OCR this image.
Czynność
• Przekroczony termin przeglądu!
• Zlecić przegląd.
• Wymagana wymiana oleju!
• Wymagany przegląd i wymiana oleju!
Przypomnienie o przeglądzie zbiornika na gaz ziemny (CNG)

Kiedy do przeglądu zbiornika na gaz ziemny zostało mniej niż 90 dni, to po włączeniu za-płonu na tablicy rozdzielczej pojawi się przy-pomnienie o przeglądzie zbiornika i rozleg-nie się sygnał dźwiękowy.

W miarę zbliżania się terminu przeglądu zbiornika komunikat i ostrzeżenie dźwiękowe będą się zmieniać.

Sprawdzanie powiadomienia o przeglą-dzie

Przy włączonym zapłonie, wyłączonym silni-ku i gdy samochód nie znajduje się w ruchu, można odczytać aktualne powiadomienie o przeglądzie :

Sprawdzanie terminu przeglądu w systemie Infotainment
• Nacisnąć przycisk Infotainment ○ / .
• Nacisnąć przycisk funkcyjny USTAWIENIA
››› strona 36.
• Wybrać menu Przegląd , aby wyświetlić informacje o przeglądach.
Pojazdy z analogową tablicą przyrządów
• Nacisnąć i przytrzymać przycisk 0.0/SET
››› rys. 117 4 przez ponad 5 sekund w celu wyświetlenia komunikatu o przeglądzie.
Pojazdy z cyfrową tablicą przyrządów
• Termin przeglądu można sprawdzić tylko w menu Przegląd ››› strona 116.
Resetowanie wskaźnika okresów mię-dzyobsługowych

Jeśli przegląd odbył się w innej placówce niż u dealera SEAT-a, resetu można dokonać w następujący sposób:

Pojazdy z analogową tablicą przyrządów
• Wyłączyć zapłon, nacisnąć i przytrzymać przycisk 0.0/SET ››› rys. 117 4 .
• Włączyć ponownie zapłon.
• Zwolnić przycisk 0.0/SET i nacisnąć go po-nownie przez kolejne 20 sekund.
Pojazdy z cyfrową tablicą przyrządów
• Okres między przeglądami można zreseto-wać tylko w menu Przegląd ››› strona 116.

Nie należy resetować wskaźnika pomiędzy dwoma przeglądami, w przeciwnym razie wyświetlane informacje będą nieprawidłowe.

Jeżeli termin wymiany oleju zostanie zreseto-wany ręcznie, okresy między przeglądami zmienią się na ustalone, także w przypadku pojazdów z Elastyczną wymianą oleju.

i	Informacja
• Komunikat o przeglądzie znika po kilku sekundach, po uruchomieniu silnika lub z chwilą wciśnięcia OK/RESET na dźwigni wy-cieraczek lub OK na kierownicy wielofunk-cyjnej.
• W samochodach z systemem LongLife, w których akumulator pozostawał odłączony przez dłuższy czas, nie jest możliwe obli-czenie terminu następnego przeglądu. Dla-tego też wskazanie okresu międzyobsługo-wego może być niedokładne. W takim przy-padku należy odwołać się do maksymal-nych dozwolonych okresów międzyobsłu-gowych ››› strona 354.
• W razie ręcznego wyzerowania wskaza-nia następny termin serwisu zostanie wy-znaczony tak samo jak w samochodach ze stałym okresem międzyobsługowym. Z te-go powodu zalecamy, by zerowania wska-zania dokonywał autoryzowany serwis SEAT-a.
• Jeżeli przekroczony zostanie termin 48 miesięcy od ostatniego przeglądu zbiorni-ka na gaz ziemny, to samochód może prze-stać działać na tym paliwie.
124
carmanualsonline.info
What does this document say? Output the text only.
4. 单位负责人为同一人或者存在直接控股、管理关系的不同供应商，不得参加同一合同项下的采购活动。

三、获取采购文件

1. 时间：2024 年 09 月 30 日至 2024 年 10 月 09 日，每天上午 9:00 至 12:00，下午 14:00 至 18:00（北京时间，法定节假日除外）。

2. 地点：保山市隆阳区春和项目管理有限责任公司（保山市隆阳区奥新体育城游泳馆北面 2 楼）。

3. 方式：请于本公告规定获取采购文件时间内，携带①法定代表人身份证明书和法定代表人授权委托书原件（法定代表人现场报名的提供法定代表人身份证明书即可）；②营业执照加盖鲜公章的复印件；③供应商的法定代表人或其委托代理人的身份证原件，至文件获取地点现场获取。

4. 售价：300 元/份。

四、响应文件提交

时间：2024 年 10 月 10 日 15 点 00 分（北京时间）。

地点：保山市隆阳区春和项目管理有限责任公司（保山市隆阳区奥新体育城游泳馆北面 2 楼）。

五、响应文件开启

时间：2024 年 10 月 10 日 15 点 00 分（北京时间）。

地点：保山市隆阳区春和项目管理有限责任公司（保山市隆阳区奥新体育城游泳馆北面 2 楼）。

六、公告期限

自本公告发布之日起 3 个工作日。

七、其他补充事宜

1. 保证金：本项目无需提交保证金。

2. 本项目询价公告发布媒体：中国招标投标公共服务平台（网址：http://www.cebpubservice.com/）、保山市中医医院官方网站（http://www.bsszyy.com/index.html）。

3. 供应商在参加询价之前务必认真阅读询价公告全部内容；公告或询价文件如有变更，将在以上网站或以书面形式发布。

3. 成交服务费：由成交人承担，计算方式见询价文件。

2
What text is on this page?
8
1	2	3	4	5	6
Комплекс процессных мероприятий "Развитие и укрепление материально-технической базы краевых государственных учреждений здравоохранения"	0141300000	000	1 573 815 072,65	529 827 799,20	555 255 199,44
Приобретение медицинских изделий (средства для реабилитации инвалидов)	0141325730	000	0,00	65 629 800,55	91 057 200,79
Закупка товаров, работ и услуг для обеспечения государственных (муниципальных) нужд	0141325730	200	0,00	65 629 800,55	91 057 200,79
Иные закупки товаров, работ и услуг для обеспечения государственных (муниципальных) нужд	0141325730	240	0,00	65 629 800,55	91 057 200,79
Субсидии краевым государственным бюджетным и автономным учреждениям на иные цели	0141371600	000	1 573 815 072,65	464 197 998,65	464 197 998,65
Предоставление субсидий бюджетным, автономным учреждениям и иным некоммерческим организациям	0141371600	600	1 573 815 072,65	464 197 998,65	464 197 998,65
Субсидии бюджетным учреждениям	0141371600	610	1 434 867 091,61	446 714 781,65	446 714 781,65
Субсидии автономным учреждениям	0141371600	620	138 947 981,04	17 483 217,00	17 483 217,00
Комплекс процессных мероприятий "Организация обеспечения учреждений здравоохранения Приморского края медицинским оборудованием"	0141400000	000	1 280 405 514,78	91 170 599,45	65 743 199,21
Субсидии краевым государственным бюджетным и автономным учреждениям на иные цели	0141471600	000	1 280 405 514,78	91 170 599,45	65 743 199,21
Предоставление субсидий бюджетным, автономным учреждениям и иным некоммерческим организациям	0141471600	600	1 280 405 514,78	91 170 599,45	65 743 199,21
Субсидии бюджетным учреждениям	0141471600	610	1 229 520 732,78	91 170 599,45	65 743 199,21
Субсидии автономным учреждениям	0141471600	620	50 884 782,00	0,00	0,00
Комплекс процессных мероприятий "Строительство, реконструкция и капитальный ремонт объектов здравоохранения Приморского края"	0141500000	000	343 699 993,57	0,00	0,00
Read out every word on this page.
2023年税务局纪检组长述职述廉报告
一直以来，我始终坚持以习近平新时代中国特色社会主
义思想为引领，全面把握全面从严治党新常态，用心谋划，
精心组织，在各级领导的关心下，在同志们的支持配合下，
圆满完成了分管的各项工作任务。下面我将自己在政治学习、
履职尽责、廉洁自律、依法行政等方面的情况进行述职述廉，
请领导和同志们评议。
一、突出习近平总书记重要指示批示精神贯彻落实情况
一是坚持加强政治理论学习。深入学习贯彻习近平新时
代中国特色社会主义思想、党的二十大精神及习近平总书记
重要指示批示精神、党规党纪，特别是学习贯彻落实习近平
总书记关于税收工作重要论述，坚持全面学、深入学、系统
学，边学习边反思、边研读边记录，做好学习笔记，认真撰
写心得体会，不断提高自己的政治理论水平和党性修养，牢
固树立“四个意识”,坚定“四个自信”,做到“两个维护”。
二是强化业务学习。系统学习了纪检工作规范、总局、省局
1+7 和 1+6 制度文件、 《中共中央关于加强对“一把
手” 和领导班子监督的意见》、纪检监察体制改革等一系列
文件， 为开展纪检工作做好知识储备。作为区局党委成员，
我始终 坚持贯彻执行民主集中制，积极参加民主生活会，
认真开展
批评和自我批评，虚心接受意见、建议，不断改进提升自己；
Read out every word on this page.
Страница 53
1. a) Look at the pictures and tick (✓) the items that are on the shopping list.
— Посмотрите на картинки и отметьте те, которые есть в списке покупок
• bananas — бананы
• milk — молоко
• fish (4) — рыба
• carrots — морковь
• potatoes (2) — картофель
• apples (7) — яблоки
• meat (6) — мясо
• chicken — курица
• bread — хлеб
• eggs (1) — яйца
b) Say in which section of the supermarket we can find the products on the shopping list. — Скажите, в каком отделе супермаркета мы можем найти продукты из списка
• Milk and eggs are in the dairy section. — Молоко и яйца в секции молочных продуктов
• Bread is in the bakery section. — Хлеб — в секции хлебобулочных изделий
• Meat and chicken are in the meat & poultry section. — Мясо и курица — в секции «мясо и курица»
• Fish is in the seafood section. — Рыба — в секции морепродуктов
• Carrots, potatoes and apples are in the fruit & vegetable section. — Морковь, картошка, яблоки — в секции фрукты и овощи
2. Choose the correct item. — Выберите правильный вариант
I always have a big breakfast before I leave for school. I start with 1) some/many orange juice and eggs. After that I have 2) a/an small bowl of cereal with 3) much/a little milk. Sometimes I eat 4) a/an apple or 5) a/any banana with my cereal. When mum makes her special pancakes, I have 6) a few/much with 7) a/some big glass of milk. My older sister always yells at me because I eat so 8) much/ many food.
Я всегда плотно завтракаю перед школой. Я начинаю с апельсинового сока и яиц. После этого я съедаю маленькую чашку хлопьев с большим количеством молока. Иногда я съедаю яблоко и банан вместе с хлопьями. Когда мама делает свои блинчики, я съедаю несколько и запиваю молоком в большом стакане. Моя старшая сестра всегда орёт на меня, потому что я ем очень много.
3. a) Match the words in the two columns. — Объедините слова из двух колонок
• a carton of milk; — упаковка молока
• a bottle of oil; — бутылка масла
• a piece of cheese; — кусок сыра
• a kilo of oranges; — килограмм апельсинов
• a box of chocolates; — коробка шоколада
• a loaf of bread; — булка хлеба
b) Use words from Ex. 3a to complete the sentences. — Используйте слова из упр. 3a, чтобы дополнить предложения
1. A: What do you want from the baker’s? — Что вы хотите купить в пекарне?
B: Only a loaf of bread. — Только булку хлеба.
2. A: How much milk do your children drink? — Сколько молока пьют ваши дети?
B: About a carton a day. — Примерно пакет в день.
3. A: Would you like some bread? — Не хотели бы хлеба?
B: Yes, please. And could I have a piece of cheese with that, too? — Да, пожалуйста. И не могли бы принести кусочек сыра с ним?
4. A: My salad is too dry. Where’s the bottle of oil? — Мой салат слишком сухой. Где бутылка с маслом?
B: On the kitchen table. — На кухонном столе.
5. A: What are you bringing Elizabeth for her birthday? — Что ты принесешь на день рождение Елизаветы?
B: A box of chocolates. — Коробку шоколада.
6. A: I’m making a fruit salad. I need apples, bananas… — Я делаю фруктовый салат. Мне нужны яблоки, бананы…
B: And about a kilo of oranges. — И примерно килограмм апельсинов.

__What the task asks__
Of the lines above, how many contain the string "яйца"? Only the number is required.

__Solution__
2